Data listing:
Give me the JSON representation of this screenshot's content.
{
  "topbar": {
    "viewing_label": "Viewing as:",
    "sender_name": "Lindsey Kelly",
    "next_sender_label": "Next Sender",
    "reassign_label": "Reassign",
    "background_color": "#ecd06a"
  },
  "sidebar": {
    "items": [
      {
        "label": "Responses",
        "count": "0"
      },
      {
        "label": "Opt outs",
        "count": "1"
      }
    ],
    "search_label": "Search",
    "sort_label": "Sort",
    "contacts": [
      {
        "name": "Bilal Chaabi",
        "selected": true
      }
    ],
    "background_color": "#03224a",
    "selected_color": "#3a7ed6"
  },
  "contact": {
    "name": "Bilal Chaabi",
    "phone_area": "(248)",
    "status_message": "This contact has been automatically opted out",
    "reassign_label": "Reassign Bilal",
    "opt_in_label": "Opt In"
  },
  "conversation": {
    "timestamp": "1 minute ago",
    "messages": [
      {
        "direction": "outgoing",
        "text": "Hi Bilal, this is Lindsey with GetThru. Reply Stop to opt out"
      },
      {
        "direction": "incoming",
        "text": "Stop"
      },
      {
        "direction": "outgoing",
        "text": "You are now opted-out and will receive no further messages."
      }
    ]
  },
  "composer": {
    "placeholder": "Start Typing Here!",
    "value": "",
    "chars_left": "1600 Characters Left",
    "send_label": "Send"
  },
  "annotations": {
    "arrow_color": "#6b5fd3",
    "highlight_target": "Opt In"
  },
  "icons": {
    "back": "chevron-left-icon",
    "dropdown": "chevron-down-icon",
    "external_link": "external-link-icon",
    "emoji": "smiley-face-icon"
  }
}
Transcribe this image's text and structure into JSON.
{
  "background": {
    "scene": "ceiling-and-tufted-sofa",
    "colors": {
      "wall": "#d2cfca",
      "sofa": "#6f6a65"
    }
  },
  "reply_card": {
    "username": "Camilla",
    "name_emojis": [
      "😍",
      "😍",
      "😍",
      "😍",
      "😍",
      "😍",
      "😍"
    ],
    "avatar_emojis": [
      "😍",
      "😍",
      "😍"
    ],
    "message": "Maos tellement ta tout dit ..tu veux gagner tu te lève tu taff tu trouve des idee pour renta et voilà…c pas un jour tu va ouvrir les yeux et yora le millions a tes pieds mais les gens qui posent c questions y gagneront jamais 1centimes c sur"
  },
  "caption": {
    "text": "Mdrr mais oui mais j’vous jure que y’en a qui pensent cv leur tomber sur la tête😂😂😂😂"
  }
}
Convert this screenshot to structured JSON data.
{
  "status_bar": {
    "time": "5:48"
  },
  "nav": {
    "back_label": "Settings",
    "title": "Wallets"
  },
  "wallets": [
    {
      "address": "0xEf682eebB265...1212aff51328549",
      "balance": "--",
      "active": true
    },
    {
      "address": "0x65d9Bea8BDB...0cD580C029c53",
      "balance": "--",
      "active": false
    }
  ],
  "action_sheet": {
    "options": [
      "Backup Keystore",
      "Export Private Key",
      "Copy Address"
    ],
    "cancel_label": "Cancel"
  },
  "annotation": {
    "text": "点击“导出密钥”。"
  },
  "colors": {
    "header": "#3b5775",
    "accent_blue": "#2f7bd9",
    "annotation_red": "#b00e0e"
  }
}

## REQUIRED TASK
Copy in full each line that holds the word "Reassign".

## ANSWER TO THE PROBLEM
    "reassign_label": "Reassign",
    "reassign_label": "Reassign Bilal",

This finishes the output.